◆ Stated task
Write out every entry precisely as given, leaving the pictures out.

◆ Working data
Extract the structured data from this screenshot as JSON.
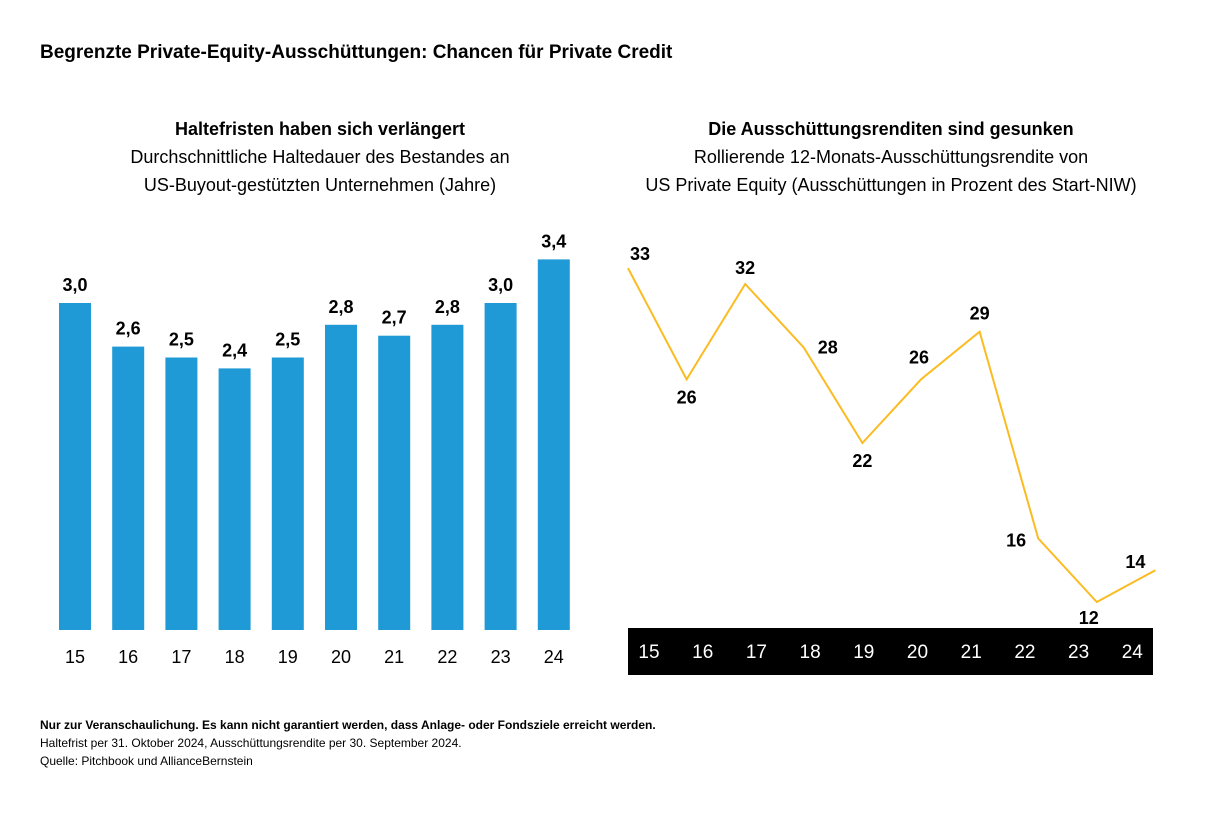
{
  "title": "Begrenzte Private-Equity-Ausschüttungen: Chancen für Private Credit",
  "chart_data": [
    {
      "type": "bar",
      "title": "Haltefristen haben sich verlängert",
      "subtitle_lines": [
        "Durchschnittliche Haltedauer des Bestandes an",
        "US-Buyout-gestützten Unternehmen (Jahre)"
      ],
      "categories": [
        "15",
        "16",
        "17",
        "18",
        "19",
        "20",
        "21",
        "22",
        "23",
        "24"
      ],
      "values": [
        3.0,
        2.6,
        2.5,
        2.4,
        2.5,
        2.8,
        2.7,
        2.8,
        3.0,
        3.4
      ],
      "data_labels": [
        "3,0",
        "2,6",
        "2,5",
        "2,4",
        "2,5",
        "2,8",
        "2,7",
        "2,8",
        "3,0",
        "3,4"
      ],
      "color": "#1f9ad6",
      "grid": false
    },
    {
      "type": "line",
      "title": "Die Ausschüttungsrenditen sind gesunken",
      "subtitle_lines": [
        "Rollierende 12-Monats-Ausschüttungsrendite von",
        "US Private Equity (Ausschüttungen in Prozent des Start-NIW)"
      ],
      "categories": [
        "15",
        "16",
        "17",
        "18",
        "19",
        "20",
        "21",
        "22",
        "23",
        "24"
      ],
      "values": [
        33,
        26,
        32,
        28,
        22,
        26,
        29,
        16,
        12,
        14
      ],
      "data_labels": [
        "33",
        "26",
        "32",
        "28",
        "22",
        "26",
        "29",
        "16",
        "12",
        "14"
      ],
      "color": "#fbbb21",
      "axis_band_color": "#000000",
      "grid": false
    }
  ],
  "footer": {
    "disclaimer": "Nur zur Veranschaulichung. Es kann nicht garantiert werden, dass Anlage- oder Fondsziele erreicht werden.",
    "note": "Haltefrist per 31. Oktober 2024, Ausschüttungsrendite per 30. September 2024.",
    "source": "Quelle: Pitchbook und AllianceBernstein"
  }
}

◆ Correct answer
Extract the structured data from this screenshot as JSON.
{
  "title": "Begrenzte Private-Equity-Ausschüttungen: Chancen für Private Credit",
  "chart_data": [
    {
      "type": "bar",
      "title": "Haltefristen haben sich verlängert",
      "subtitle_lines": [
        "Durchschnittliche Haltedauer des Bestandes an",
        "US-Buyout-gestützten Unternehmen (Jahre)"
      ],
      "categories": [
        "15",
        "16",
        "17",
        "18",
        "19",
        "20",
        "21",
        "22",
        "23",
        "24"
      ],
      "values": [
        3.0,
        2.6,
        2.5,
        2.4,
        2.5,
        2.8,
        2.7,
        2.8,
        3.0,
        3.4
      ],
      "data_labels": [
        "3,0",
        "2,6",
        "2,5",
        "2,4",
        "2,5",
        "2,8",
        "2,7",
        "2,8",
        "3,0",
        "3,4"
      ],
      "color": "#1f9ad6",
      "grid": false
    },
    {
      "type": "line",
      "title": "Die Ausschüttungsrenditen sind gesunken",
      "subtitle_lines": [
        "Rollierende 12-Monats-Ausschüttungsrendite von",
        "US Private Equity (Ausschüttungen in Prozent des Start-NIW)"
      ],
      "categories": [
        "15",
        "16",
        "17",
        "18",
        "19",
        "20",
        "21",
        "22",
        "23",
        "24"
      ],
      "values": [
        33,
        26,
        32,
        28,
        22,
        26,
        29,
        16,
        12,
        14
      ],
      "data_labels": [
        "33",
        "26",
        "32",
        "28",
        "22",
        "26",
        "29",
        "16",
        "12",
        "14"
      ],
      "color": "#fbbb21",
      "axis_band_color": "#000000",
      "grid": false
    }
  ],
  "footer": {
    "disclaimer": "Nur zur Veranschaulichung. Es kann nicht garantiert werden, dass Anlage- oder Fondsziele erreicht werden.",
    "note": "Haltefrist per 31. Oktober 2024, Ausschüttungsrendite per 30. September 2024.",
    "source": "Quelle: Pitchbook und AllianceBernstein"
  }
}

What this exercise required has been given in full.